Instruction:
Repeat the records below, switching every "Flashlight" to "Torch" and keeping everything else the same. Leave the pictures out.

────────────────────

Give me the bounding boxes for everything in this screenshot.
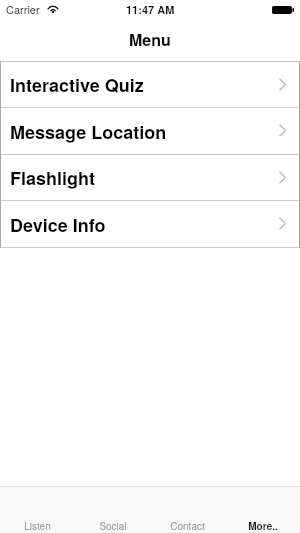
- button[interactable]: Listen: [0, 487, 75, 533]
- staticText: Message Location: [10, 119, 167, 145]
- button[interactable]: Flashlight: [0, 155, 300, 201]
- button[interactable]: Interactive Quiz: [0, 62, 300, 108]
- button[interactable]: More..: [225, 487, 300, 533]
- staticText: Listen: [24, 519, 51, 533]
- staticText: Device Info: [10, 212, 106, 238]
- staticText: Interactive Quiz: [10, 72, 144, 98]
- button[interactable]: Social: [75, 487, 150, 533]
- button[interactable]: Message Location: [0, 108, 300, 155]
- staticText: Menu: [129, 28, 171, 51]
- button[interactable]: Contact: [150, 487, 225, 533]
- button[interactable]: Device Info: [0, 201, 300, 248]
- staticText: Social: [99, 519, 127, 533]
- staticText: Flashlight: [10, 165, 96, 191]
- staticText: More..: [248, 519, 278, 533]
- staticText: Carrier: [6, 1, 40, 17]
- staticText: Contact: [170, 519, 205, 533]
- staticText: 11:47 AM: [126, 2, 175, 18]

────────────────────

Result of this exercise:
Give me the bounding boxes for everything in this screenshot.
- button[interactable]: Listen: [0, 487, 75, 533]
- staticText: Message Location: [10, 119, 167, 145]
- button[interactable]: Torch: [0, 155, 300, 201]
- button[interactable]: Interactive Quiz: [0, 62, 300, 108]
- button[interactable]: More..: [225, 487, 300, 533]
- staticText: Listen: [24, 519, 51, 533]
- staticText: Device Info: [10, 212, 106, 238]
- staticText: Interactive Quiz: [10, 72, 144, 98]
- button[interactable]: Social: [75, 487, 150, 533]
- button[interactable]: Message Location: [0, 108, 300, 155]
- staticText: Menu: [129, 28, 171, 51]
- button[interactable]: Contact: [150, 487, 225, 533]
- button[interactable]: Device Info: [0, 201, 300, 248]
- staticText: Social: [99, 519, 127, 533]
- staticText: Torch: [10, 165, 96, 191]
- staticText: More..: [248, 519, 278, 533]
- staticText: Carrier: [6, 1, 40, 17]
- staticText: Contact: [170, 519, 205, 533]
- staticText: 11:47 AM: [126, 2, 175, 18]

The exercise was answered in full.